* BEGIN DATA PROVIDED *

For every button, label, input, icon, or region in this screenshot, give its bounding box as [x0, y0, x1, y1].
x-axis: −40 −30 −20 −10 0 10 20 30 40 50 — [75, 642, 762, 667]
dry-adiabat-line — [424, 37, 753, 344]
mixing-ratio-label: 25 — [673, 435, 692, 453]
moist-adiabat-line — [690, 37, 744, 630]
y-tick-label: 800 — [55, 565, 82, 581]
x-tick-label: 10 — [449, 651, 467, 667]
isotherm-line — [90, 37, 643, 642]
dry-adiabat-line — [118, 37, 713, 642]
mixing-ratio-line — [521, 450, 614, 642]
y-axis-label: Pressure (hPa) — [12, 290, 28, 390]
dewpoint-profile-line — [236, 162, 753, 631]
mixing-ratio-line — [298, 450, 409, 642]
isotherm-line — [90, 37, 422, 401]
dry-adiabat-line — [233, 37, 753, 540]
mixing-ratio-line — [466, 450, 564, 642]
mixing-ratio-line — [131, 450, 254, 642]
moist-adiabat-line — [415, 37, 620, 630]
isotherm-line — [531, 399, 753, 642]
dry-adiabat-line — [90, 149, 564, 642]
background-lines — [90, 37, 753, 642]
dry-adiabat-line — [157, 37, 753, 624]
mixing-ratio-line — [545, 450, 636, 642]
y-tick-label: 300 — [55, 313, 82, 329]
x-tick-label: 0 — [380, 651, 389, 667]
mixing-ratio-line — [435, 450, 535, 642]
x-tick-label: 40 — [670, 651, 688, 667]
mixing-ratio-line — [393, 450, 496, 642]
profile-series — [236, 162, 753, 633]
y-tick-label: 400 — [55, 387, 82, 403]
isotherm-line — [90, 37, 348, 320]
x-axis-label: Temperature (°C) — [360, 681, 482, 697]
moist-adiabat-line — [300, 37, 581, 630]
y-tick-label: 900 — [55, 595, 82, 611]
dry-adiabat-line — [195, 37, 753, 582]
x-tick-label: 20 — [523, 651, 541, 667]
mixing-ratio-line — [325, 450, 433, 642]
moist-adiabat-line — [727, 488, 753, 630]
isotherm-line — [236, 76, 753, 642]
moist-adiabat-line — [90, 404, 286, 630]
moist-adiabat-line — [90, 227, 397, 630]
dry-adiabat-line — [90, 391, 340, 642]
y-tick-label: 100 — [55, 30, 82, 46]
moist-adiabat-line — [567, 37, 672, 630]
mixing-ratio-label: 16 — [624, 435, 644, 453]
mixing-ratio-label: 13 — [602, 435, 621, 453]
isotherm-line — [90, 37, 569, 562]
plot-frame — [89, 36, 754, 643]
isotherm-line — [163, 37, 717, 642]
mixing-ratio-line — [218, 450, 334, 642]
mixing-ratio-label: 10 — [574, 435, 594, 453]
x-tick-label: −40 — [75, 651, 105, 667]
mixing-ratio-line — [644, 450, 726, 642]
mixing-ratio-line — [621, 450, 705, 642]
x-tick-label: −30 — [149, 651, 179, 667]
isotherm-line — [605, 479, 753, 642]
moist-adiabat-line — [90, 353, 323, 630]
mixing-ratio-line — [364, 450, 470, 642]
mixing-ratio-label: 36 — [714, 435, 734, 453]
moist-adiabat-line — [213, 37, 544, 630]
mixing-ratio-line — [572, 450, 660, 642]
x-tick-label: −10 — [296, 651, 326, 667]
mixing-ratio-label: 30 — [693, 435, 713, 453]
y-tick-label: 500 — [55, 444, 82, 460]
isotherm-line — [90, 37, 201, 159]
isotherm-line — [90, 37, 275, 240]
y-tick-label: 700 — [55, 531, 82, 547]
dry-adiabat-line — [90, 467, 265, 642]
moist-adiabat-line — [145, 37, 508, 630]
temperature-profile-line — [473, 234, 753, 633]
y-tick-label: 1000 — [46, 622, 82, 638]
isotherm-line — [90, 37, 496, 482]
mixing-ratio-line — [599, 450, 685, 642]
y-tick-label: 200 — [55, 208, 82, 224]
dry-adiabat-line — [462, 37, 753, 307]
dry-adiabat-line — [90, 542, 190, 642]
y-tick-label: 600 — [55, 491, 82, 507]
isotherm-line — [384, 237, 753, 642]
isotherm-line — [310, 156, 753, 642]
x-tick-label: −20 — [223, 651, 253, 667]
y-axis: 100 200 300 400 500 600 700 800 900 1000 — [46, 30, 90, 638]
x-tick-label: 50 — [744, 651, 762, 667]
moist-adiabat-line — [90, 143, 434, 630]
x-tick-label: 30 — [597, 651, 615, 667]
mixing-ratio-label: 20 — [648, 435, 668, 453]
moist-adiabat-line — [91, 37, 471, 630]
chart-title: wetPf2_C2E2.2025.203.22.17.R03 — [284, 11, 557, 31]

* END DATA PROVIDED *

### DO THIS:
Set out every line of the records above as a numbered list, and skip any blank lines.

### ANSWER TO THIS TASK:
1. For every button, label, input, icon, or region in this screenshot, give its bounding box as [x0, y0, x1, y1].
2. x-axis: −40 −30 −20 −10 0 10 20 30 40 50 — [75, 642, 762, 667]
3. dry-adiabat-line — [424, 37, 753, 344]
4. mixing-ratio-label: 25 — [673, 435, 692, 453]
5. moist-adiabat-line — [690, 37, 744, 630]
6. y-tick-label: 800 — [55, 565, 82, 581]
7. x-tick-label: 10 — [449, 651, 467, 667]
8. isotherm-line — [90, 37, 643, 642]
9. dry-adiabat-line — [118, 37, 713, 642]
10. mixing-ratio-line — [521, 450, 614, 642]
11. y-axis-label: Pressure (hPa) — [12, 290, 28, 390]
12. dewpoint-profile-line — [236, 162, 753, 631]
13. mixing-ratio-line — [298, 450, 409, 642]
14. isotherm-line — [90, 37, 422, 401]
15. dry-adiabat-line — [233, 37, 753, 540]
16. mixing-ratio-line — [466, 450, 564, 642]
17. mixing-ratio-line — [131, 450, 254, 642]
18. moist-adiabat-line — [415, 37, 620, 630]
19. isotherm-line — [531, 399, 753, 642]
20. dry-adiabat-line — [90, 149, 564, 642]
21. background-lines — [90, 37, 753, 642]
22. dry-adiabat-line — [157, 37, 753, 624]
23. mixing-ratio-line — [545, 450, 636, 642]
24. y-tick-label: 300 — [55, 313, 82, 329]
25. x-tick-label: 0 — [380, 651, 389, 667]
26. mixing-ratio-line — [435, 450, 535, 642]
27. x-tick-label: 40 — [670, 651, 688, 667]
28. mixing-ratio-line — [393, 450, 496, 642]
29. profile-series — [236, 162, 753, 633]
30. y-tick-label: 400 — [55, 387, 82, 403]
31. isotherm-line — [90, 37, 348, 320]
32. x-axis-label: Temperature (°C) — [360, 681, 482, 697]
33. moist-adiabat-line — [300, 37, 581, 630]
34. y-tick-label: 900 — [55, 595, 82, 611]
35. dry-adiabat-line — [195, 37, 753, 582]
36. x-tick-label: 20 — [523, 651, 541, 667]
37. mixing-ratio-line — [325, 450, 433, 642]
38. moist-adiabat-line — [727, 488, 753, 630]
39. isotherm-line — [236, 76, 753, 642]
40. moist-adiabat-line — [90, 404, 286, 630]
41. moist-adiabat-line — [90, 227, 397, 630]
42. dry-adiabat-line — [90, 391, 340, 642]
43. y-tick-label: 100 — [55, 30, 82, 46]
44. moist-adiabat-line — [567, 37, 672, 630]
45. mixing-ratio-label: 16 — [624, 435, 644, 453]
46. mixing-ratio-label: 13 — [602, 435, 621, 453]
47. isotherm-line — [90, 37, 569, 562]
48. plot-frame — [89, 36, 754, 643]
49. isotherm-line — [163, 37, 717, 642]
50. mixing-ratio-line — [218, 450, 334, 642]
51. mixing-ratio-label: 10 — [574, 435, 594, 453]
52. x-tick-label: −40 — [75, 651, 105, 667]
53. mixing-ratio-line — [644, 450, 726, 642]
54. mixing-ratio-line — [621, 450, 705, 642]
55. x-tick-label: −30 — [149, 651, 179, 667]
56. isotherm-line — [605, 479, 753, 642]
57. moist-adiabat-line — [90, 353, 323, 630]
58. mixing-ratio-line — [364, 450, 470, 642]
59. mixing-ratio-label: 36 — [714, 435, 734, 453]
60. moist-adiabat-line — [213, 37, 544, 630]
61. mixing-ratio-line — [572, 450, 660, 642]
62. x-tick-label: −10 — [296, 651, 326, 667]
63. mixing-ratio-label: 30 — [693, 435, 713, 453]
64. y-tick-label: 500 — [55, 444, 82, 460]
65. isotherm-line — [90, 37, 201, 159]
66. isotherm-line — [90, 37, 275, 240]
67. y-tick-label: 700 — [55, 531, 82, 547]
68. dry-adiabat-line — [90, 467, 265, 642]
69. moist-adiabat-line — [145, 37, 508, 630]
70. temperature-profile-line — [473, 234, 753, 633]
71. y-tick-label: 1000 — [46, 622, 82, 638]
72. isotherm-line — [90, 37, 496, 482]
73. mixing-ratio-line — [599, 450, 685, 642]
74. y-tick-label: 200 — [55, 208, 82, 224]
75. dry-adiabat-line — [462, 37, 753, 307]
76. dry-adiabat-line — [90, 542, 190, 642]
77. y-tick-label: 600 — [55, 491, 82, 507]
78. isotherm-line — [384, 237, 753, 642]
79. isotherm-line — [310, 156, 753, 642]
80. x-tick-label: −20 — [223, 651, 253, 667]
81. y-axis: 100 200 300 400 500 600 700 800 900 1000 — [46, 30, 90, 638]
82. x-tick-label: 50 — [744, 651, 762, 667]
83. moist-adiabat-line — [90, 143, 434, 630]
84. x-tick-label: 30 — [597, 651, 615, 667]
85. mixing-ratio-label: 20 — [648, 435, 668, 453]
86. moist-adiabat-line — [91, 37, 471, 630]
87. chart-title: wetPf2_C2E2.2025.203.22.17.R03 — [284, 11, 557, 31]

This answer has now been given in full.